What you return should match every record exactly, with the images removed.

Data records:
— Begin —

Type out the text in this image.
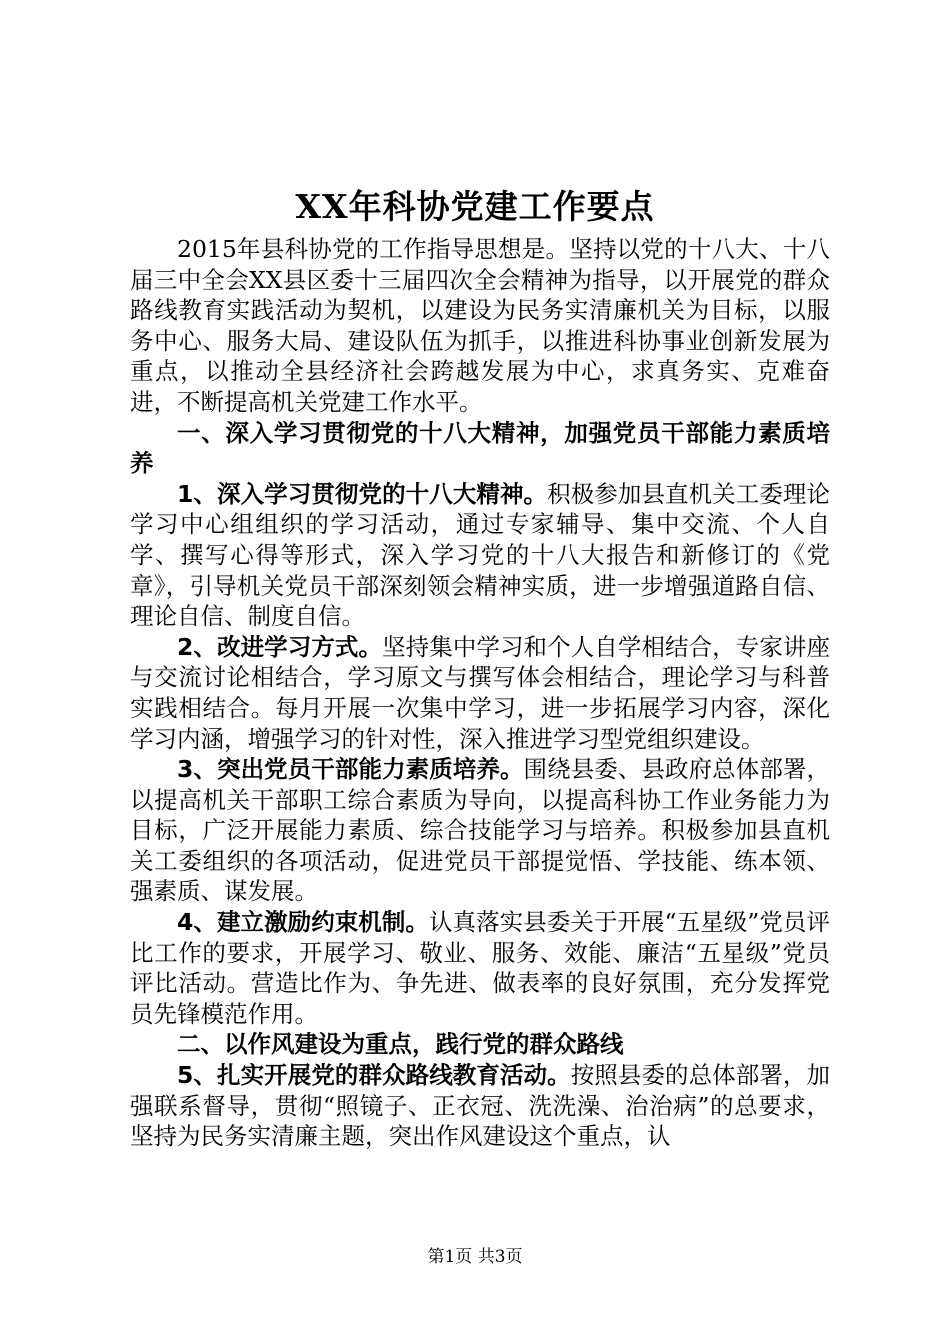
XX年科协党建工作要点

2015年县科协党的工作指导思想是。坚持以党的十八大、十八届三中全会XX县区委十三届四次全会精神为指导，以开展党的群众路线教育实践活动为契机，以建设为民务实清廉机关为目标，以服务中心、服务大局、建设队伍为抓手，以推进科协事业创新发展为重点，以推动全县经济社会跨越发展为中心，求真务实、克难奋进，不断提高机关党建工作水平。

一、深入学习贯彻党的十八大精神，加强党员干部能力素质培养

1、深入学习贯彻党的十八大精神。积极参加县直机关工委理论学习中心组组织的学习活动，通过专家辅导、集中交流、个人自学、撰写心得等形式，深入学习党的十八大报告和新修订的《党章》，引导机关党员干部深刻领会精神实质，进一步增强道路自信、理论自信、制度自信。

2、改进学习方式。坚持集中学习和个人自学相结合，专家讲座与交流讨论相结合，学习原文与撰写体会相结合，理论学习与科普实践相结合。每月开展一次集中学习，进一步拓展学习内容，深化学习内涵，增强学习的针对性，深入推进学习型党组织建设。

3、突出党员干部能力素质培养。围绕县委、县政府总体部署，以提高机关干部职工综合素质为导向，以提高科协工作业务能力为目标，广泛开展能力素质、综合技能学习与培养。积极参加县直机关工委组织的各项活动，促进党员干部提觉悟、学技能、练本领、强素质、谋发展。

4、建立激励约束机制。认真落实县委关于开展“五星级”党员评比工作的要求，开展学习、敬业、服务、效能、廉洁“五星级”党员评比活动。营造比作为、争先进、做表率的良好氛围，充分发挥党员先锋模范作用。

二、以作风建设为重点，践行党的群众路线

5、扎实开展党的群众路线教育活动。按照县委的总体部署，加强联系督导，贯彻“照镜子、正衣冠、洗洗澡、治治病”的总要求，坚持为民务实清廉主题，突出作风建设这个重点，认

第1页 共3页
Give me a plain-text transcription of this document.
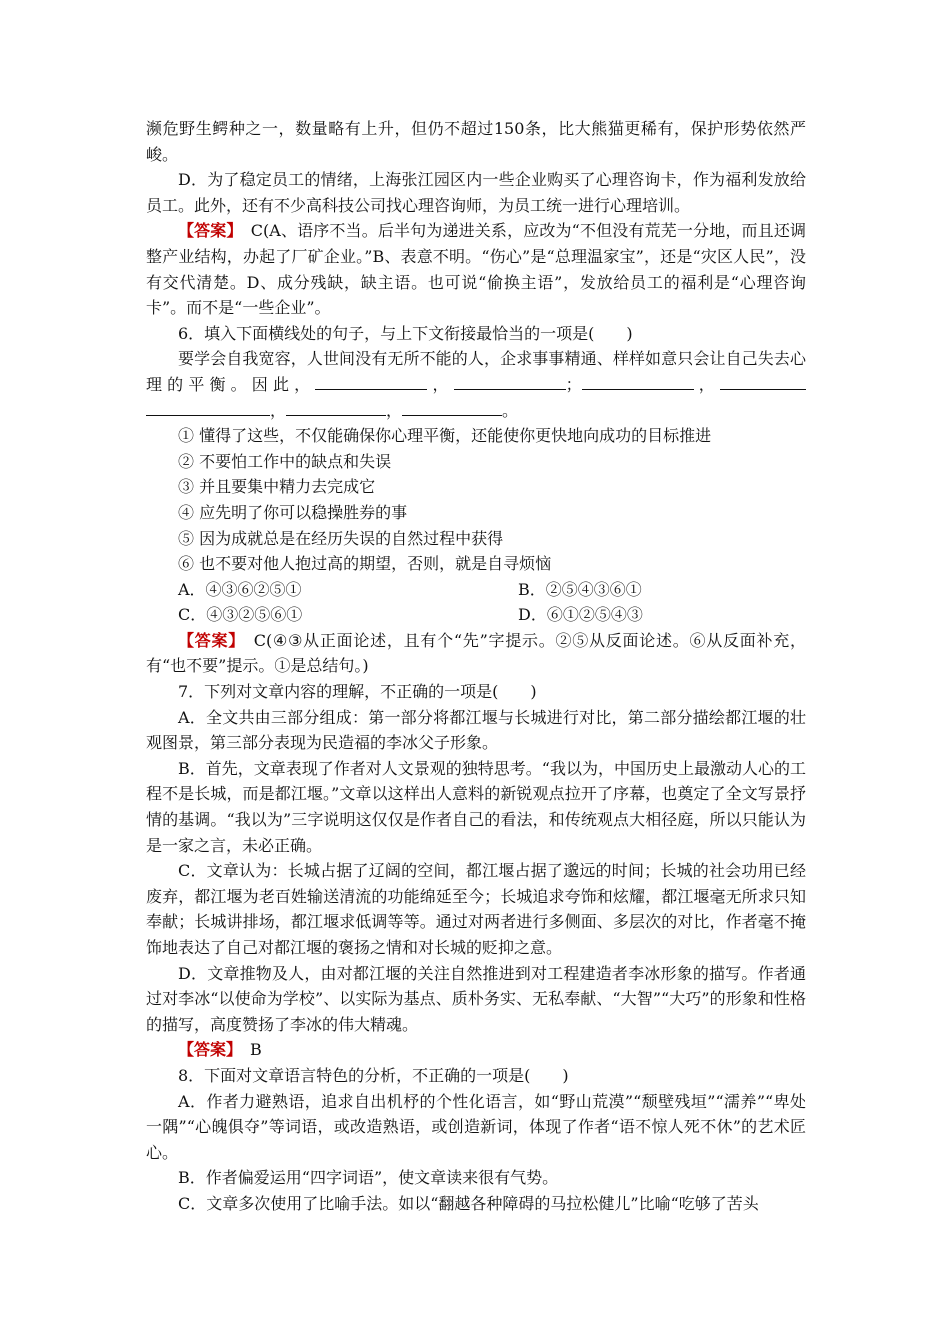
濒危野生鳄种之一，数量略有上升，但仍不超过150条，比大熊猫更稀有，保护形势依然严峻。

D．为了稳定员工的情绪，上海张江园区内一些企业购买了心理咨询卡，作为福利发放给员工。此外，还有不少高科技公司找心理咨询师，为员工统一进行心理培训。

【答案】　C(A、语序不当。后半句为递进关系，应改为“不但没有荒芜一分地，而且还调整产业结构，办起了厂矿企业。”B、表意不明。“伤心”是“总理温家宝”，还是“灾区人民”，没有交代清楚。D、成分残缺，缺主语。也可说“偷换主语”，发放给员工的福利是“心理咨询卡”。而不是“一些企业”。

6．填入下面横线处的句子，与上下文衔接最恰当的一项是(　　)

要学会自我宽容，人世间没有无所不能的人，企求事事精通、样样如意只会让自己失去心理的平衡。因此，	，	；	，，	，	。

① 懂得了这些，不仅能确保你心理平衡，还能使你更快地向成功的目标推进

② 不要怕工作中的缺点和失误

③ 并且要集中精力去完成它

④ 应先明了你可以稳操胜券的事

⑤ 因为成就总是在经历失误的自然过程中获得

⑥ 也不要对他人抱过高的期望，否则，就是自寻烦恼

A．④③⑥②⑤①	B．②⑤④③⑥①
C．④③②⑤⑥①	D．⑥①②⑤④③

【答案】　C(④③从正面论述，且有个“先”字提示。②⑤从反面论述。⑥从反面补充，有“也不要”提示。①是总结句。)

7．下列对文章内容的理解，不正确的一项是(　　)

A．全文共由三部分组成：第一部分将都江堰与长城进行对比，第二部分描绘都江堰的壮观图景，第三部分表现为民造福的李冰父子形象。

B．首先，文章表现了作者对人文景观的独特思考。“我以为，中国历史上最激动人心的工程不是长城，而是都江堰。”文章以这样出人意料的新锐观点拉开了序幕，也奠定了全文写景抒情的基调。“我以为”三字说明这仅仅是作者自己的看法，和传统观点大相径庭，所以只能认为是一家之言，未必正确。

C．文章认为：长城占据了辽阔的空间，都江堰占据了邈远的时间；长城的社会功用已经废弃，都江堰为老百姓输送清流的功能绵延至今；长城追求夸饰和炫耀，都江堰毫无所求只知奉献；长城讲排场，都江堰求低调等等。通过对两者进行多侧面、多层次的对比，作者毫不掩饰地表达了自己对都江堰的褒扬之情和对长城的贬抑之意。

D．文章推物及人，由对都江堰的关注自然推进到对工程建造者李冰形象的描写。作者通过对李冰“以使命为学校”、以实际为基点、质朴务实、无私奉献、“大智”“大巧”的形象和性格的描写，高度赞扬了李冰的伟大精魂。

【答案】　B

8．下面对文章语言特色的分析，不正确的一项是(　　)

A．作者力避熟语，追求自出机杼的个性化语言，如“野山荒漠”“颓壁残垣”“濡养”“卑处一隅”“心魄俱夺”等词语，或改造熟语，或创造新词，体现了作者“语不惊人死不休”的艺术匠心。

B．作者偏爱运用“四字词语”，使文章读来很有气势。

C．文章多次使用了比喻手法。如以“翻越各种障碍的马拉松健儿”比喻“吃够了苦头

— End —

* _REPLY_
Type out the text in this image.
XX年科协党建工作要点

2015年县科协党的工作指导思想是。坚持以党的十八大、十八届三中全会XX县区委十三届四次全会精神为指导，以开展党的群众路线教育实践活动为契机，以建设为民务实清廉机关为目标，以服务中心、服务大局、建设队伍为抓手，以推进科协事业创新发展为重点，以推动全县经济社会跨越发展为中心，求真务实、克难奋进，不断提高机关党建工作水平。

一、深入学习贯彻党的十八大精神，加强党员干部能力素质培养

1、深入学习贯彻党的十八大精神。积极参加县直机关工委理论学习中心组组织的学习活动，通过专家辅导、集中交流、个人自学、撰写心得等形式，深入学习党的十八大报告和新修订的《党章》，引导机关党员干部深刻领会精神实质，进一步增强道路自信、理论自信、制度自信。

2、改进学习方式。坚持集中学习和个人自学相结合，专家讲座与交流讨论相结合，学习原文与撰写体会相结合，理论学习与科普实践相结合。每月开展一次集中学习，进一步拓展学习内容，深化学习内涵，增强学习的针对性，深入推进学习型党组织建设。

3、突出党员干部能力素质培养。围绕县委、县政府总体部署，以提高机关干部职工综合素质为导向，以提高科协工作业务能力为目标，广泛开展能力素质、综合技能学习与培养。积极参加县直机关工委组织的各项活动，促进党员干部提觉悟、学技能、练本领、强素质、谋发展。

4、建立激励约束机制。认真落实县委关于开展“五星级”党员评比工作的要求，开展学习、敬业、服务、效能、廉洁“五星级”党员评比活动。营造比作为、争先进、做表率的良好氛围，充分发挥党员先锋模范作用。

二、以作风建设为重点，践行党的群众路线

5、扎实开展党的群众路线教育活动。按照县委的总体部署，加强联系督导，贯彻“照镜子、正衣冠、洗洗澡、治治病”的总要求，坚持为民务实清廉主题，突出作风建设这个重点，认

第1页 共3页
Give me a plain-text transcription of this document.
濒危野生鳄种之一，数量略有上升，但仍不超过150条，比大熊猫更稀有，保护形势依然严峻。

D．为了稳定员工的情绪，上海张江园区内一些企业购买了心理咨询卡，作为福利发放给员工。此外，还有不少高科技公司找心理咨询师，为员工统一进行心理培训。

【答案】　C(A、语序不当。后半句为递进关系，应改为“不但没有荒芜一分地，而且还调整产业结构，办起了厂矿企业。”B、表意不明。“伤心”是“总理温家宝”，还是“灾区人民”，没有交代清楚。D、成分残缺，缺主语。也可说“偷换主语”，发放给员工的福利是“心理咨询卡”。而不是“一些企业”。

6．填入下面横线处的句子，与上下文衔接最恰当的一项是(　　)

要学会自我宽容，人世间没有无所不能的人，企求事事精通、样样如意只会让自己失去心理的平衡。因此，	，	；	，，	，	。

① 懂得了这些，不仅能确保你心理平衡，还能使你更快地向成功的目标推进

② 不要怕工作中的缺点和失误

③ 并且要集中精力去完成它

④ 应先明了你可以稳操胜券的事

⑤ 因为成就总是在经历失误的自然过程中获得

⑥ 也不要对他人抱过高的期望，否则，就是自寻烦恼

A．④③⑥②⑤①	B．②⑤④③⑥①
C．④③②⑤⑥①	D．⑥①②⑤④③

【答案】　C(④③从正面论述，且有个“先”字提示。②⑤从反面论述。⑥从反面补充，有“也不要”提示。①是总结句。)

7．下列对文章内容的理解，不正确的一项是(　　)

A．全文共由三部分组成：第一部分将都江堰与长城进行对比，第二部分描绘都江堰的壮观图景，第三部分表现为民造福的李冰父子形象。

B．首先，文章表现了作者对人文景观的独特思考。“我以为，中国历史上最激动人心的工程不是长城，而是都江堰。”文章以这样出人意料的新锐观点拉开了序幕，也奠定了全文写景抒情的基调。“我以为”三字说明这仅仅是作者自己的看法，和传统观点大相径庭，所以只能认为是一家之言，未必正确。

C．文章认为：长城占据了辽阔的空间，都江堰占据了邈远的时间；长城的社会功用已经废弃，都江堰为老百姓输送清流的功能绵延至今；长城追求夸饰和炫耀，都江堰毫无所求只知奉献；长城讲排场，都江堰求低调等等。通过对两者进行多侧面、多层次的对比，作者毫不掩饰地表达了自己对都江堰的褒扬之情和对长城的贬抑之意。

D．文章推物及人，由对都江堰的关注自然推进到对工程建造者李冰形象的描写。作者通过对李冰“以使命为学校”、以实际为基点、质朴务实、无私奉献、“大智”“大巧”的形象和性格的描写，高度赞扬了李冰的伟大精魂。

【答案】　B

8．下面对文章语言特色的分析，不正确的一项是(　　)

A．作者力避熟语，追求自出机杼的个性化语言，如“野山荒漠”“颓壁残垣”“濡养”“卑处一隅”“心魄俱夺”等词语，或改造熟语，或创造新词，体现了作者“语不惊人死不休”的艺术匠心。

B．作者偏爱运用“四字词语”，使文章读来很有气势。

C．文章多次使用了比喻手法。如以“翻越各种障碍的马拉松健儿”比喻“吃够了苦头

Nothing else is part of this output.